• WHAT YOU SHOULD DO
Find every line in the records below that holds the word "text", and copy each one.

Figure contents as structured data:
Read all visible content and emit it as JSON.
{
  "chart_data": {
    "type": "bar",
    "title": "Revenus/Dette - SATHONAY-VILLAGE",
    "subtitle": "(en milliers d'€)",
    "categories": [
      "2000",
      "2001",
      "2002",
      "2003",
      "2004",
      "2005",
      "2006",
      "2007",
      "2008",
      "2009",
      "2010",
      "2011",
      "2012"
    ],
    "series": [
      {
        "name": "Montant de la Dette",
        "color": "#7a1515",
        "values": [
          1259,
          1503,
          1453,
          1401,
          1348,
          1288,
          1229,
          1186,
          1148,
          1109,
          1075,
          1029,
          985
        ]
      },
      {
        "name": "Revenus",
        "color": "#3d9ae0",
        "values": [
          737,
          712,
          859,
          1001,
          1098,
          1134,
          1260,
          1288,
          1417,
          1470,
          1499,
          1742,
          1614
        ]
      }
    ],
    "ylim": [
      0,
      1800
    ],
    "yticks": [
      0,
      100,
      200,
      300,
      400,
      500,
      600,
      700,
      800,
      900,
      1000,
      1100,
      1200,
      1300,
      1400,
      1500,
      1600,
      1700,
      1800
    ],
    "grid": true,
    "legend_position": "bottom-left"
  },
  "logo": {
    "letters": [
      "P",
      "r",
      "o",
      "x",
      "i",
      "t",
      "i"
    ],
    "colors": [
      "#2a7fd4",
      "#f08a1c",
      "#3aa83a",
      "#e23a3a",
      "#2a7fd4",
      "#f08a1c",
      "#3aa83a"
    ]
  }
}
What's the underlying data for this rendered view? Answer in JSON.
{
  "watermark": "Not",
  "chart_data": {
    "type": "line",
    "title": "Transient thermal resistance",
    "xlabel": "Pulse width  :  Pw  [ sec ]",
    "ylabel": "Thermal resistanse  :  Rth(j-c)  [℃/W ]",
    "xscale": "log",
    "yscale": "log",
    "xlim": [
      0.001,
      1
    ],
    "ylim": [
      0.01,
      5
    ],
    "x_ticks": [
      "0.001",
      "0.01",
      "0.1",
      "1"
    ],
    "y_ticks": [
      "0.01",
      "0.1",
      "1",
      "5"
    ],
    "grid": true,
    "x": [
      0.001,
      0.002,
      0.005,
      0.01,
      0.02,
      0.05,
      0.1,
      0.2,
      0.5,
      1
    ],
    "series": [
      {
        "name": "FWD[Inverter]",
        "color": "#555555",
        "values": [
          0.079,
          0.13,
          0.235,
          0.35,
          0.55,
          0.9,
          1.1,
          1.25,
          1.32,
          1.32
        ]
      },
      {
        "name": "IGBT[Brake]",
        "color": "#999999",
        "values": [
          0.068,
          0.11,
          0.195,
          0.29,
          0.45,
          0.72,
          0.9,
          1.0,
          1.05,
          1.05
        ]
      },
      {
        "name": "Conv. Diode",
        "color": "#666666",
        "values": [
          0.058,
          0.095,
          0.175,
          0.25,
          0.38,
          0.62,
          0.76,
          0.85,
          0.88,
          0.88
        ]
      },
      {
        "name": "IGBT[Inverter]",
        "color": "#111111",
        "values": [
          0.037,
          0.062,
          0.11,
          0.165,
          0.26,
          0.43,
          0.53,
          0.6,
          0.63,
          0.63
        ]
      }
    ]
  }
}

--

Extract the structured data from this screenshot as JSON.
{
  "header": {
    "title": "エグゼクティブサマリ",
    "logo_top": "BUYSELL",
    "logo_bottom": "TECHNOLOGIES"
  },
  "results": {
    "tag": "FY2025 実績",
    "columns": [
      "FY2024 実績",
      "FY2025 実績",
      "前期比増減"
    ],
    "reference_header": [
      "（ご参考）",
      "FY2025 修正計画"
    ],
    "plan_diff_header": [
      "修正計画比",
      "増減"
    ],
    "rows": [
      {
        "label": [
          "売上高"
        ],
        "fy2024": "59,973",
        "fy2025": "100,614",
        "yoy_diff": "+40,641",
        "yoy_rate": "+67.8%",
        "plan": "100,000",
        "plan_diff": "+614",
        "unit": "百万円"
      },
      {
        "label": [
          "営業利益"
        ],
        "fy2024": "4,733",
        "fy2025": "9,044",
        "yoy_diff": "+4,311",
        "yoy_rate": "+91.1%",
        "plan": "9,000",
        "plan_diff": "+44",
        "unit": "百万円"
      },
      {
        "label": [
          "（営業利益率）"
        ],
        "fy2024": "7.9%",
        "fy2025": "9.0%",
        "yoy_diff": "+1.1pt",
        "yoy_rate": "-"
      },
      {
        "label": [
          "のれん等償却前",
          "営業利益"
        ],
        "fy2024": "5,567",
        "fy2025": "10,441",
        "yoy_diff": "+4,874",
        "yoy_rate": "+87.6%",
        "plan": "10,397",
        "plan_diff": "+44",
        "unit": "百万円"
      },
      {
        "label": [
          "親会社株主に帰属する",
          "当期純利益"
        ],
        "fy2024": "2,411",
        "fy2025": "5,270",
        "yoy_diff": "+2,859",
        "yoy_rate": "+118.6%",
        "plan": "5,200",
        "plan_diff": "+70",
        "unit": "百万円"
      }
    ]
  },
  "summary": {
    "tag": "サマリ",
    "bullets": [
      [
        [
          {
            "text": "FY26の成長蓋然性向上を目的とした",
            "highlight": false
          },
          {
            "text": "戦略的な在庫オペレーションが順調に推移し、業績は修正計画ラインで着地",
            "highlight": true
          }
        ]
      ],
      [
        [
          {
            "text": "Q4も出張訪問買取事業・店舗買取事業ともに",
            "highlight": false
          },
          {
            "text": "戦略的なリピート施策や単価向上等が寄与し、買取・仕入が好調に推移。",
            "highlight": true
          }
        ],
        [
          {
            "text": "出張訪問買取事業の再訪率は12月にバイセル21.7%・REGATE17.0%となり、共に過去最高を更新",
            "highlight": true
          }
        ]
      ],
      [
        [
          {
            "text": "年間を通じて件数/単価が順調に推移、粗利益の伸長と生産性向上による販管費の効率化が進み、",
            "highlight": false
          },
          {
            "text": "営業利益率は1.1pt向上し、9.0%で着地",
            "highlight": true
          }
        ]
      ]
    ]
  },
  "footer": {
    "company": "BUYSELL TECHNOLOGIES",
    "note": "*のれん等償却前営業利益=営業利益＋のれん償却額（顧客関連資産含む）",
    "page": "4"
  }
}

• SOLUTION TO THE EXERCISE
            "text": "FY26の成長蓋然性向上を目的とした",
            "text": "戦略的な在庫オペレーションが順調に推移し、業績は修正計画ラインで着地",
            "text": "Q4も出張訪問買取事業・店舗買取事業ともに",
            "text": "戦略的なリピート施策や単価向上等が寄与し、買取・仕入が好調に推移。",
            "text": "出張訪問買取事業の再訪率は12月にバイセル21.7%・REGATE17.0%となり、共に過去最高を更新",
            "text": "年間を通じて件数/単価が順調に推移、粗利益の伸長と生産性向上による販管費の効率化が進み、",
            "text": "営業利益率は1.1pt向上し、9.0%で着地",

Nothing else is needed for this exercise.